TO DO:
1. Reproduce everything in the SegmentSource tutorial from "SegmentSource Tutorial¶" down to "creating test signals.".
2. According to the SegmentSource tutorial, what does SegmentSource produce outside the specified time segments?

SegmentSource Tutorial¶
The SegmentSource
produces non-gap buffers for specified time segments and gap buffers elsewhere, allowing for the simulation of windowed data. The enhanced version now supports custom values for each segment, making it more flexible for creating test signals.
Overview¶
SegmentSource
is useful when you want to:
- Create data streams with predefined time windows
- Simulate data that's only available during specific time periods
- Test how downstream components handle gaps in data
- Generate test signals with different values for different time windows
Basic Usage¶
The basic usage of SegmentSource involves defining time segments where data should be present:
from sgnts.sources import SegmentSource
# Define time segments in nanoseconds (start, end)
segments = (
(1000000000, 2000000000), # 1s to 2s
(3000000000, 4000000000), # 3s to 4s
)
# Create a segment source
segment_source = SegmentSource(
name="example_source",
source_pad_names=("data",),
rate=2048, # Sample rate
segments=segments,
t0=0, # Start time
end=5 # End time (in seconds)
)
# Get the source pad
pad = segment_source.srcs["data"]
# Pull a frame
frame = segment_source.new(pad)
# Buffers within the specified segments will contain data
# Buffers outside the segments will be gap buffers
for buf in frame:
if buf.is_gap:
print(f"Gap buffer at offset {buf.offset}")
else:
print(f"Data buffer at offset {buf.offset} with shape {buf.shape}")

DATA SEGMENT:
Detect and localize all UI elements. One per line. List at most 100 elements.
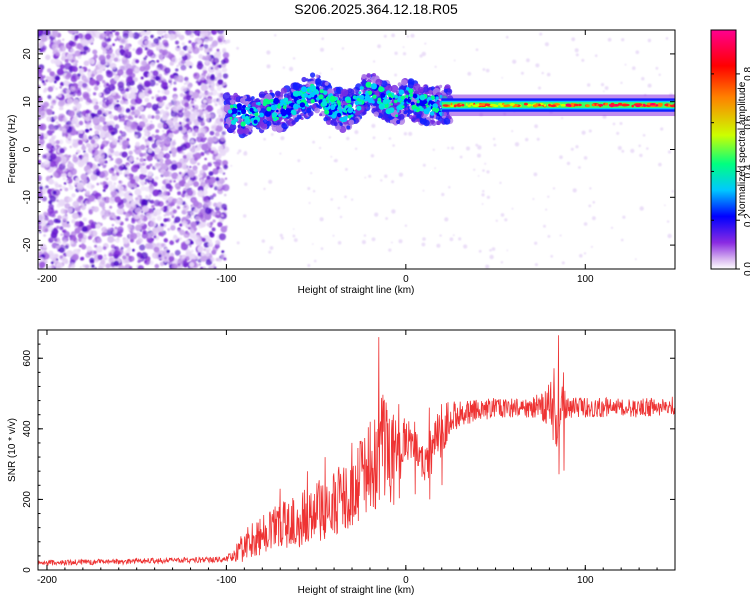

SOLUTIONS BY TASK:
1.
SegmentSource Tutorial¶
The SegmentSource
produces non-gap buffers for specified time segments and gap buffers elsewhere, allowing for the simulation of windowed data. The enhanced version now supports custom values for each segment, making it more flexible for creating test signals.

2. Gap buffers.